--- BEGIN Task input ---
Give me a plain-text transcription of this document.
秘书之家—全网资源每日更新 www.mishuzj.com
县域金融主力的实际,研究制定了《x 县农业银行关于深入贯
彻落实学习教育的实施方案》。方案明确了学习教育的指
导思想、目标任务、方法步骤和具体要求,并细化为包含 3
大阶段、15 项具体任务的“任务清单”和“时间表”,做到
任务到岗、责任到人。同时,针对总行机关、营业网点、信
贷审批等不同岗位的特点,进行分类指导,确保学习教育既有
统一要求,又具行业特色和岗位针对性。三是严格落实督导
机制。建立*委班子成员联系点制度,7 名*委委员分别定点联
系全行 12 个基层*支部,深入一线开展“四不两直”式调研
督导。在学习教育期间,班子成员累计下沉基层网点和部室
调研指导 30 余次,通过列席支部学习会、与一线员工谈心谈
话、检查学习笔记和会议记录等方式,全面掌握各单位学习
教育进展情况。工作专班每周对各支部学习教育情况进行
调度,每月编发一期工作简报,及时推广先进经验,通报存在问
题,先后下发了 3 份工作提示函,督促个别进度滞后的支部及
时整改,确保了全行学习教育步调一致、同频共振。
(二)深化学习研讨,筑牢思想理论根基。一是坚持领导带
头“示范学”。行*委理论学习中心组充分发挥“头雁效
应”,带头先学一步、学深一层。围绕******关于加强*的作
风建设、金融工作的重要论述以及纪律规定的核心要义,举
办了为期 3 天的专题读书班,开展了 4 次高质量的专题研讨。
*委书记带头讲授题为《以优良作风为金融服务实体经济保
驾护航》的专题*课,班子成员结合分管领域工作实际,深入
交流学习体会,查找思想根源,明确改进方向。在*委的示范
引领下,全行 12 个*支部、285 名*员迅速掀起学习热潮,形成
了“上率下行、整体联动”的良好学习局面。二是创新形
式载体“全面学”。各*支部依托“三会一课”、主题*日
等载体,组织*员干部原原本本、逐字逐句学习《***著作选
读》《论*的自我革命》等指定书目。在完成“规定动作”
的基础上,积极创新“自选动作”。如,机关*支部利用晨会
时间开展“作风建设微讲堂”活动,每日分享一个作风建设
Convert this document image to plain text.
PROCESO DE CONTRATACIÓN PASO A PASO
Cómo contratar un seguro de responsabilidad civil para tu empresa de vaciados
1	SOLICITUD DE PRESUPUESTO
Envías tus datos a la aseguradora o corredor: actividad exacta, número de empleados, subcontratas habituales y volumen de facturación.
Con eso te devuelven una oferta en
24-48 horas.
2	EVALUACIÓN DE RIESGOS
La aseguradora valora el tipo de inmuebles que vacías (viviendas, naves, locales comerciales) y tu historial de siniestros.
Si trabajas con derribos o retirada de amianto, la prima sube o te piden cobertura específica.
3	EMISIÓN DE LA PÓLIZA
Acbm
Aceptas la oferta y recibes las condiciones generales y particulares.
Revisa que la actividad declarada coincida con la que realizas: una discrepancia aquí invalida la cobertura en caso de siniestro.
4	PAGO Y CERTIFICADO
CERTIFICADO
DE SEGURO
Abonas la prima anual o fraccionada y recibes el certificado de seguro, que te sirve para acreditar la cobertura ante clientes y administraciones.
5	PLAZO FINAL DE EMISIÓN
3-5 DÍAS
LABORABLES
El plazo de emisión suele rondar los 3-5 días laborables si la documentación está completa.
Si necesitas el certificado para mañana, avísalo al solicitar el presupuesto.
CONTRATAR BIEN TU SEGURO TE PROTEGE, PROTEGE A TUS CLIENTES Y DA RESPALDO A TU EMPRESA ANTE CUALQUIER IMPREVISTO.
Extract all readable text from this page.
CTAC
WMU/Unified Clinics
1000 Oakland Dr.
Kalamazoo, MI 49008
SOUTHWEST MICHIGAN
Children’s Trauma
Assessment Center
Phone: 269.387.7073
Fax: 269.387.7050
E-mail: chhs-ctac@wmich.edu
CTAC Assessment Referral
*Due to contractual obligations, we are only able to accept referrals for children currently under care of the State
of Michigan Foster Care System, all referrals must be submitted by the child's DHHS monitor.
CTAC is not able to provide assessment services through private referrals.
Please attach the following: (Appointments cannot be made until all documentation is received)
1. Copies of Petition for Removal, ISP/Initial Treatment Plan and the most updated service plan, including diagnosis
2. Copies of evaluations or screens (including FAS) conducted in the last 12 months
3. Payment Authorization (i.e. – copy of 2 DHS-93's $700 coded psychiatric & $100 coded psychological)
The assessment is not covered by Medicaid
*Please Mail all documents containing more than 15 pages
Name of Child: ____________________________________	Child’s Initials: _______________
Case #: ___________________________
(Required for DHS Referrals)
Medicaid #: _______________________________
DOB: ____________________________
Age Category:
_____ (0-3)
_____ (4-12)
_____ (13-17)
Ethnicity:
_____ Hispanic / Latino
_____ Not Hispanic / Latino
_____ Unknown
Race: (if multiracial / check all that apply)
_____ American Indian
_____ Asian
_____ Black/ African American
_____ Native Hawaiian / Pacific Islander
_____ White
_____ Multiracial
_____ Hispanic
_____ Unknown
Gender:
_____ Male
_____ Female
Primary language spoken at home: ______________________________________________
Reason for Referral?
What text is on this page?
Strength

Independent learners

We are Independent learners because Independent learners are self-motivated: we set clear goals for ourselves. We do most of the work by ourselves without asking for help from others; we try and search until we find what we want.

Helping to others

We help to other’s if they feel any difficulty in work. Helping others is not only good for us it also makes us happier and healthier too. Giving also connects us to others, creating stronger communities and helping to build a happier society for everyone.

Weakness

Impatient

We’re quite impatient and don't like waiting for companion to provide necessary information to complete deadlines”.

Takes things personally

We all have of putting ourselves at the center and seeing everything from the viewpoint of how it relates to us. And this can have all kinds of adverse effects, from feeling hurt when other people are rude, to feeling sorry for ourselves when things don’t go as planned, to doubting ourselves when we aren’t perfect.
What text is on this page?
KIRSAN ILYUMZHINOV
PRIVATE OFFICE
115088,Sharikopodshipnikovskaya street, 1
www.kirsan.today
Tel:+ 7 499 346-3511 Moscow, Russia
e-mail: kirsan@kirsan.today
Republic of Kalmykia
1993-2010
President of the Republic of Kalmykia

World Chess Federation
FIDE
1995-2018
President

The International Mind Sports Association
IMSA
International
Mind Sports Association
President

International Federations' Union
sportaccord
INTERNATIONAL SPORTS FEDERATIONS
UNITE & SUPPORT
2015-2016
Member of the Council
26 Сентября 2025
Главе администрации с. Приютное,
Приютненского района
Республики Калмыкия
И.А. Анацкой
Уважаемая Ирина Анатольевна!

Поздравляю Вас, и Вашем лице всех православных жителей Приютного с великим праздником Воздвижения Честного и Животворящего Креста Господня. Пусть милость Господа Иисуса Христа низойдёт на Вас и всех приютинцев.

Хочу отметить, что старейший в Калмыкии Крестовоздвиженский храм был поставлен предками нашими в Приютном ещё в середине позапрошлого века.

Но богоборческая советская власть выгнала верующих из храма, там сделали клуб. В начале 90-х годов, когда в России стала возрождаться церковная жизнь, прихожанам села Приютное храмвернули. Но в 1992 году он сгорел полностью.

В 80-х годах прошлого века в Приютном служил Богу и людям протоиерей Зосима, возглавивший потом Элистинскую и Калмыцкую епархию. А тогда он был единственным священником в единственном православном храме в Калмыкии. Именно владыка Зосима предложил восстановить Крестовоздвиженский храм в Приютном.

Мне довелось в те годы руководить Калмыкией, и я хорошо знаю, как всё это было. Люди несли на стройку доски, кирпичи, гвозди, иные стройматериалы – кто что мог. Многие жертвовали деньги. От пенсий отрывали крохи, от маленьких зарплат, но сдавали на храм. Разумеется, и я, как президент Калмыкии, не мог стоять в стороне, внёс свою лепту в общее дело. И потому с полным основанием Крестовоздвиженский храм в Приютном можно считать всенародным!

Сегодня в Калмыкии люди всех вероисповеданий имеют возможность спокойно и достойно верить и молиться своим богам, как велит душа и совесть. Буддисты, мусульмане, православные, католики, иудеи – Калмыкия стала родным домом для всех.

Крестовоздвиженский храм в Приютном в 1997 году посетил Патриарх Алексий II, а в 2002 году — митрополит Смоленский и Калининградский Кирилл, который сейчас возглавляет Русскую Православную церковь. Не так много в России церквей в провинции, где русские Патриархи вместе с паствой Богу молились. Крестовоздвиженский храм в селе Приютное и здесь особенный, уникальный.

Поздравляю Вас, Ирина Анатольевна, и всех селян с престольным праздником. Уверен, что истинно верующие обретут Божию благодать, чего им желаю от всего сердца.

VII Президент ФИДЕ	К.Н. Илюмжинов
--- END Task input ---
### What to do
Select the lines in this material that hold the word "plain", leaving none out.

### Written response
Give me a plain-text transcription of this document.
Convert this document image to plain text.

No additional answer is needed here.